#### [Exercise]
Copy the listing verbatim, excluding any images found in it.

-.-.-

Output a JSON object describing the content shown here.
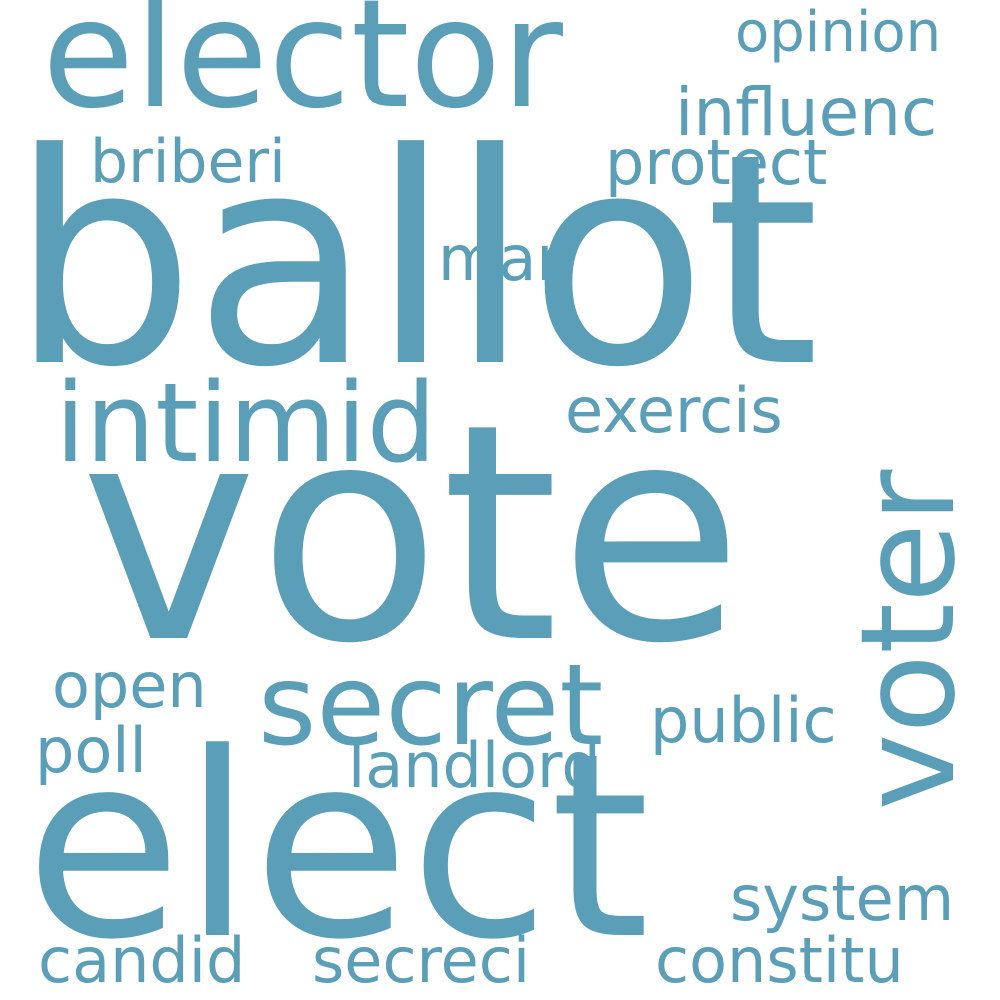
{
  "theme": {
    "word_color": "#5b9eb8",
    "background": "#ffffff"
  },
  "words": {
    "ballot": "ballot",
    "vote": "vote",
    "elect": "elect",
    "elector": "elector",
    "voter": "voter",
    "intimid": "intimid",
    "secret": "secret",
    "opinion": "opinion",
    "influenc": "influenc",
    "briberi": "briberi",
    "protect": "protect",
    "man": "man",
    "exercis": "exercis",
    "open": "open",
    "public": "public",
    "poll": "poll",
    "landlord": "landlord",
    "system": "system",
    "candid": "candid",
    "secreci": "secreci",
    "constitu": "constitu"
  }
}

-.-.-

#### [Written response]
Output a JSON object describing the content shown here.
{
  "theme": {
    "word_color": "#5b9eb8",
    "background": "#ffffff"
  },
  "words": {
    "ballot": "ballot",
    "vote": "vote",
    "elect": "elect",
    "elector": "elector",
    "voter": "voter",
    "intimid": "intimid",
    "secret": "secret",
    "opinion": "opinion",
    "influenc": "influenc",
    "briberi": "briberi",
    "protect": "protect",
    "man": "man",
    "exercis": "exercis",
    "open": "open",
    "public": "public",
    "poll": "poll",
    "landlord": "landlord",
    "system": "system",
    "candid": "candid",
    "secreci": "secreci",
    "constitu": "constitu"
  }
}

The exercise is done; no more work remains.